### Written request
Each entry must be given again exactly; images do not belong in the copy.

### Records for this exercise
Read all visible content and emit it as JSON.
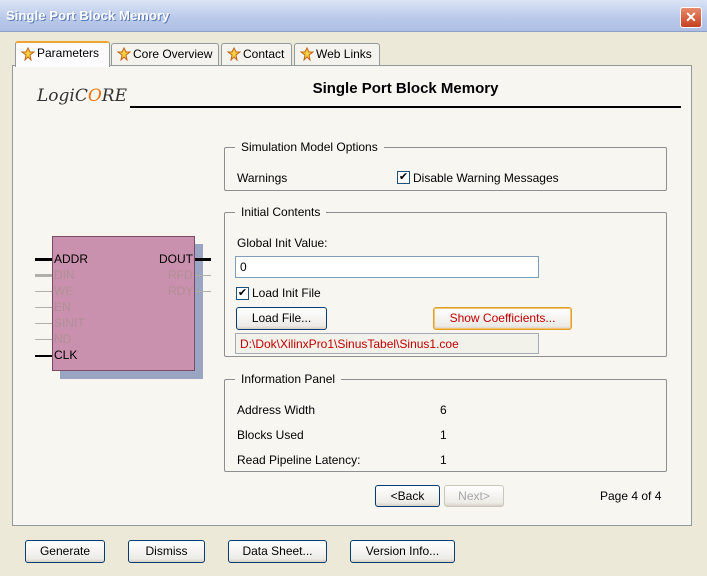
{
  "window": {
    "title": "Single Port Block Memory",
    "close_glyph": "✕"
  },
  "tabs": [
    {
      "label": "Parameters",
      "active": true
    },
    {
      "label": "Core Overview",
      "active": false
    },
    {
      "label": "Contact",
      "active": false
    },
    {
      "label": "Web Links",
      "active": false
    }
  ],
  "logo": {
    "part1": "LogiC",
    "part2": "RE"
  },
  "page_title": "Single Port Block Memory",
  "symbol": {
    "inputs": [
      "ADDR",
      "DIN",
      "WE",
      "EN",
      "SINIT",
      "ND",
      "CLK"
    ],
    "outputs": [
      "DOUT",
      "RFD",
      "RDY"
    ]
  },
  "simulation": {
    "legend": "Simulation Model Options",
    "warnings_label": "Warnings",
    "disable_warning": {
      "label": "Disable Warning Messages",
      "checked": true
    }
  },
  "initial": {
    "legend": "Initial Contents",
    "global_init_label": "Global Init Value:",
    "global_init_value": "0",
    "load_init": {
      "label": "Load Init File",
      "checked": true
    },
    "load_file_btn": "Load File...",
    "show_coeff_btn": "Show Coefficients...",
    "file_path": "D:\\Dok\\XilinxPro1\\SinusTabel\\Sinus1.coe"
  },
  "info": {
    "legend": "Information Panel",
    "rows": [
      {
        "label": "Address Width",
        "value": "6"
      },
      {
        "label": "Blocks Used",
        "value": "1"
      },
      {
        "label": "Read Pipeline Latency:",
        "value": "1"
      }
    ]
  },
  "nav": {
    "back": "<Back",
    "next": "Next>",
    "page": "Page 4 of 4"
  },
  "bottom": [
    "Generate",
    "Dismiss",
    "Data Sheet...",
    "Version Info..."
  ],
  "colors": {
    "accent": "#f0a533",
    "path": "#c00000",
    "block": "#c991ad"
  },
  "check_glyph": "✔"
}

### Task solution
Read all visible content and emit it as JSON.
{
  "window": {
    "title": "Single Port Block Memory",
    "close_glyph": "✕"
  },
  "tabs": [
    {
      "label": "Parameters",
      "active": true
    },
    {
      "label": "Core Overview",
      "active": false
    },
    {
      "label": "Contact",
      "active": false
    },
    {
      "label": "Web Links",
      "active": false
    }
  ],
  "logo": {
    "part1": "LogiC",
    "part2": "RE"
  },
  "page_title": "Single Port Block Memory",
  "symbol": {
    "inputs": [
      "ADDR",
      "DIN",
      "WE",
      "EN",
      "SINIT",
      "ND",
      "CLK"
    ],
    "outputs": [
      "DOUT",
      "RFD",
      "RDY"
    ]
  },
  "simulation": {
    "legend": "Simulation Model Options",
    "warnings_label": "Warnings",
    "disable_warning": {
      "label": "Disable Warning Messages",
      "checked": true
    }
  },
  "initial": {
    "legend": "Initial Contents",
    "global_init_label": "Global Init Value:",
    "global_init_value": "0",
    "load_init": {
      "label": "Load Init File",
      "checked": true
    },
    "load_file_btn": "Load File...",
    "show_coeff_btn": "Show Coefficients...",
    "file_path": "D:\\Dok\\XilinxPro1\\SinusTabel\\Sinus1.coe"
  },
  "info": {
    "legend": "Information Panel",
    "rows": [
      {
        "label": "Address Width",
        "value": "6"
      },
      {
        "label": "Blocks Used",
        "value": "1"
      },
      {
        "label": "Read Pipeline Latency:",
        "value": "1"
      }
    ]
  },
  "nav": {
    "back": "<Back",
    "next": "Next>",
    "page": "Page 4 of 4"
  },
  "bottom": [
    "Generate",
    "Dismiss",
    "Data Sheet...",
    "Version Info..."
  ],
  "colors": {
    "accent": "#f0a533",
    "path": "#c00000",
    "block": "#c991ad"
  },
  "check_glyph": "✔"
}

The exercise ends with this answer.